§ The records
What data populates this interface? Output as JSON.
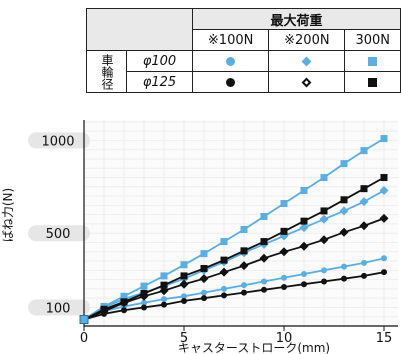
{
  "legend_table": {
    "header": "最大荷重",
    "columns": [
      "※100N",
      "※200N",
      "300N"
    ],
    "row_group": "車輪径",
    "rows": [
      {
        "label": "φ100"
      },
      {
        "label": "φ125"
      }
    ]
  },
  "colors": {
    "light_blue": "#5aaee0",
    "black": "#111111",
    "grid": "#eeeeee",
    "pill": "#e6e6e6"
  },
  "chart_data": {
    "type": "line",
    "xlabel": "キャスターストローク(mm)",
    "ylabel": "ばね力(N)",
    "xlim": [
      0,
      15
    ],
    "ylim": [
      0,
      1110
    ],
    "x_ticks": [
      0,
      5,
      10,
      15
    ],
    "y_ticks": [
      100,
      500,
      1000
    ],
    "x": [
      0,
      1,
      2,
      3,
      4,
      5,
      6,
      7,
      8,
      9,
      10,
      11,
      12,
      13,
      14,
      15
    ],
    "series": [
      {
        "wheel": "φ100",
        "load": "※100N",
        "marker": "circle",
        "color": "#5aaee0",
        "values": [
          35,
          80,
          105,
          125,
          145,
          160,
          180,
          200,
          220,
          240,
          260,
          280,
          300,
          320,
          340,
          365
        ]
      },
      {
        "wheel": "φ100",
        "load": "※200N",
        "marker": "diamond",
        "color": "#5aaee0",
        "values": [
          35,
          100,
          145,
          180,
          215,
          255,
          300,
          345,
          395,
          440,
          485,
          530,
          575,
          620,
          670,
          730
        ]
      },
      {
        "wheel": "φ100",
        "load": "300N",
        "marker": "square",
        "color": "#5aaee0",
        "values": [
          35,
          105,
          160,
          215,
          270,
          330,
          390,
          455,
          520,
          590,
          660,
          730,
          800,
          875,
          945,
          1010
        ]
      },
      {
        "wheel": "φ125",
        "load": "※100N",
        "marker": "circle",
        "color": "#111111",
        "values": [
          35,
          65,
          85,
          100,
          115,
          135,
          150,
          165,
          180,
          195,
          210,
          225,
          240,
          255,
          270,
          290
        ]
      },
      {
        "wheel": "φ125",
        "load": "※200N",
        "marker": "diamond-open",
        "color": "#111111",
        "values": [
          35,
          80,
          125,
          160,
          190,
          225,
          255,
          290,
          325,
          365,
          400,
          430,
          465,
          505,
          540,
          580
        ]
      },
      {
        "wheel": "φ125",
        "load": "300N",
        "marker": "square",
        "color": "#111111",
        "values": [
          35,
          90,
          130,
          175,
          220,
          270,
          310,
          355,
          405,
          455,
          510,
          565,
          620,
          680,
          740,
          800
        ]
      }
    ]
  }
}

§ Objective
Make a word-for-word copy of the entries, without any pictures.

§ Reply to the exercise
What data populates this interface? Output as JSON.
{
  "legend_table": {
    "header": "最大荷重",
    "columns": [
      "※100N",
      "※200N",
      "300N"
    ],
    "row_group": "車輪径",
    "rows": [
      {
        "label": "φ100"
      },
      {
        "label": "φ125"
      }
    ]
  },
  "colors": {
    "light_blue": "#5aaee0",
    "black": "#111111",
    "grid": "#eeeeee",
    "pill": "#e6e6e6"
  },
  "chart_data": {
    "type": "line",
    "xlabel": "キャスターストローク(mm)",
    "ylabel": "ばね力(N)",
    "xlim": [
      0,
      15
    ],
    "ylim": [
      0,
      1110
    ],
    "x_ticks": [
      0,
      5,
      10,
      15
    ],
    "y_ticks": [
      100,
      500,
      1000
    ],
    "x": [
      0,
      1,
      2,
      3,
      4,
      5,
      6,
      7,
      8,
      9,
      10,
      11,
      12,
      13,
      14,
      15
    ],
    "series": [
      {
        "wheel": "φ100",
        "load": "※100N",
        "marker": "circle",
        "color": "#5aaee0",
        "values": [
          35,
          80,
          105,
          125,
          145,
          160,
          180,
          200,
          220,
          240,
          260,
          280,
          300,
          320,
          340,
          365
        ]
      },
      {
        "wheel": "φ100",
        "load": "※200N",
        "marker": "diamond",
        "color": "#5aaee0",
        "values": [
          35,
          100,
          145,
          180,
          215,
          255,
          300,
          345,
          395,
          440,
          485,
          530,
          575,
          620,
          670,
          730
        ]
      },
      {
        "wheel": "φ100",
        "load": "300N",
        "marker": "square",
        "color": "#5aaee0",
        "values": [
          35,
          105,
          160,
          215,
          270,
          330,
          390,
          455,
          520,
          590,
          660,
          730,
          800,
          875,
          945,
          1010
        ]
      },
      {
        "wheel": "φ125",
        "load": "※100N",
        "marker": "circle",
        "color": "#111111",
        "values": [
          35,
          65,
          85,
          100,
          115,
          135,
          150,
          165,
          180,
          195,
          210,
          225,
          240,
          255,
          270,
          290
        ]
      },
      {
        "wheel": "φ125",
        "load": "※200N",
        "marker": "diamond-open",
        "color": "#111111",
        "values": [
          35,
          80,
          125,
          160,
          190,
          225,
          255,
          290,
          325,
          365,
          400,
          430,
          465,
          505,
          540,
          580
        ]
      },
      {
        "wheel": "φ125",
        "load": "300N",
        "marker": "square",
        "color": "#111111",
        "values": [
          35,
          90,
          130,
          175,
          220,
          270,
          310,
          355,
          405,
          455,
          510,
          565,
          620,
          680,
          740,
          800
        ]
      }
    ]
  }
}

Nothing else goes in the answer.